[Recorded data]
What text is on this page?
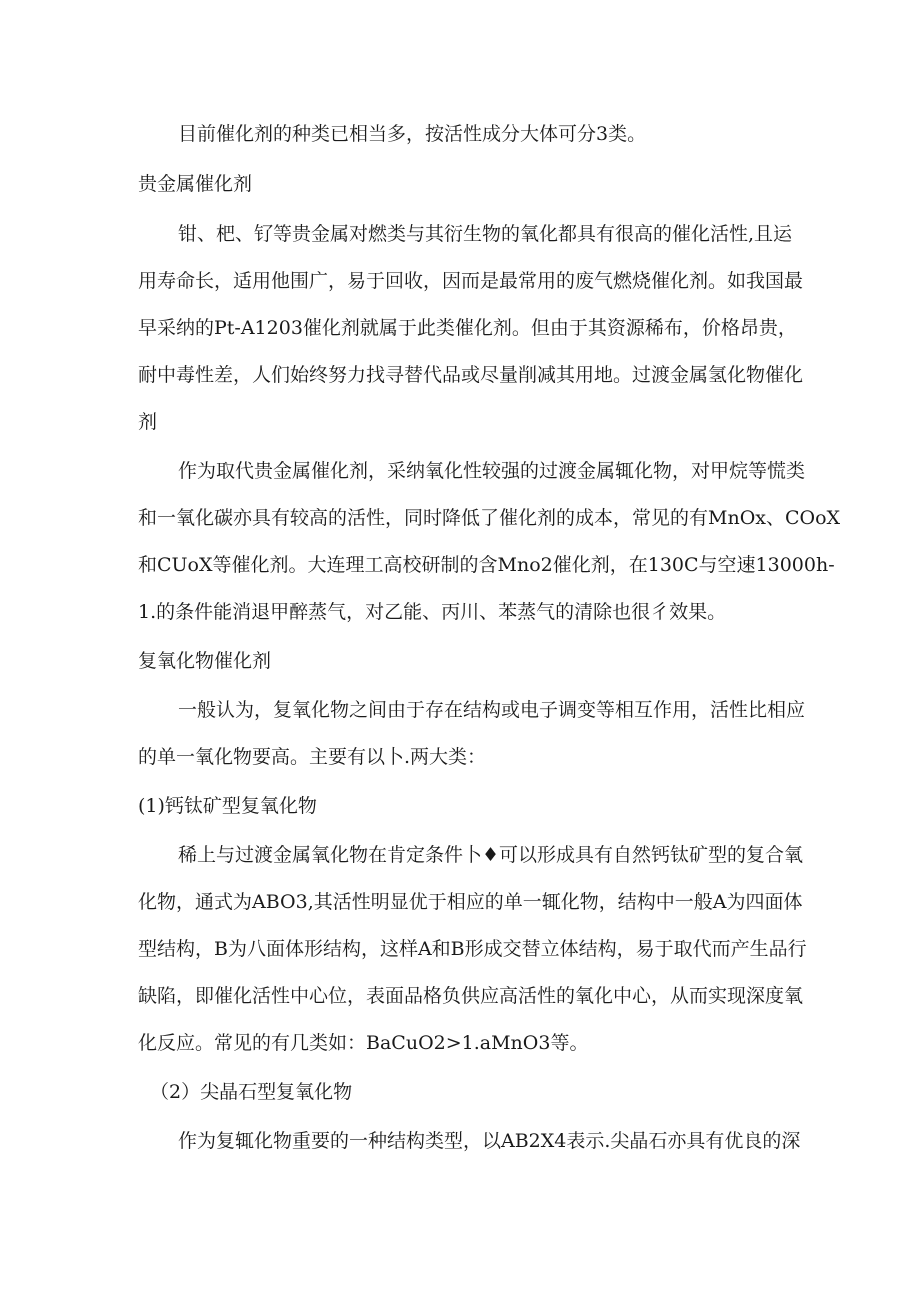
目前催化剂的种类已相当多，按活性成分大体可分3类。
贵金属催化剂
钳、杷、钌等贵金属对燃类与其衍生物的氧化都具有很高的催化活性,且运
用寿命长，适用他围广，易于回收，因而是最常用的废气燃烧催化剂。如我国最
早采纳的Pt-A1203催化剂就属于此类催化剂。但由于其资源稀布，价格昂贵，
耐中毒性差，人们始终努力找寻替代品或尽量削减其用地。过渡金属氢化物催化
剂
作为取代贵金属催化剂，采纳氧化性较强的过渡金属辄化物，对甲烷等慌类
和一氧化碳亦具有较高的活性，同时降低了催化剂的成本，常见的有MnOx、COoX
和CUoX等催化剂。大连理工高校研制的含Mno2催化剂，在130C与空速13000h-
1.的条件能消退甲醉蒸气，对乙能、丙川、苯蒸气的清除也很彳效果。
复氧化物催化剂
一般认为，复氧化物之间由于存在结构或电子调变等相互作用，活性比相应
的单一氧化物要高。主要有以卜.两大类：
(1)钙钛矿型复氧化物
稀上与过渡金属氧化物在肯定条件卜♦可以形成具有自然钙钛矿型的复合氧
化物，通式为ABO3,其活性明显优于相应的单一辄化物，结构中一般A为四面体
型结构，B为八面体形结构，这样A和B形成交替立体结构，易于取代而产生品行
缺陷，即催化活性中心位，表面品格负供应高活性的氧化中心，从而实现深度氧
化反应。常见的有几类如：BaCuO2>1.aMnO3等。
（2）尖晶石型复氧化物
作为复辄化物重要的一种结构类型，以AB2X4表示.尖晶石亦具有优良的深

▶ _What you need to do_: From the entries above, output every line exactly and omit any image.

▶ _Result for this task_:
What text is on this page?
目前催化剂的种类已相当多，按活性成分大体可分3类。
贵金属催化剂
钳、杷、钌等贵金属对燃类与其衍生物的氧化都具有很高的催化活性,且运
用寿命长，适用他围广，易于回收，因而是最常用的废气燃烧催化剂。如我国最
早采纳的Pt-A1203催化剂就属于此类催化剂。但由于其资源稀布，价格昂贵，
耐中毒性差，人们始终努力找寻替代品或尽量削减其用地。过渡金属氢化物催化
剂
作为取代贵金属催化剂，采纳氧化性较强的过渡金属辄化物，对甲烷等慌类
和一氧化碳亦具有较高的活性，同时降低了催化剂的成本，常见的有MnOx、COoX
和CUoX等催化剂。大连理工高校研制的含Mno2催化剂，在130C与空速13000h-
1.的条件能消退甲醉蒸气，对乙能、丙川、苯蒸气的清除也很彳效果。
复氧化物催化剂
一般认为，复氧化物之间由于存在结构或电子调变等相互作用，活性比相应
的单一氧化物要高。主要有以卜.两大类：
(1)钙钛矿型复氧化物
稀上与过渡金属氧化物在肯定条件卜♦可以形成具有自然钙钛矿型的复合氧
化物，通式为ABO3,其活性明显优于相应的单一辄化物，结构中一般A为四面体
型结构，B为八面体形结构，这样A和B形成交替立体结构，易于取代而产生品行
缺陷，即催化活性中心位，表面品格负供应高活性的氧化中心，从而实现深度氧
化反应。常见的有几类如：BaCuO2>1.aMnO3等。
（2）尖晶石型复氧化物
作为复辄化物重要的一种结构类型，以AB2X4表示.尖晶石亦具有优良的深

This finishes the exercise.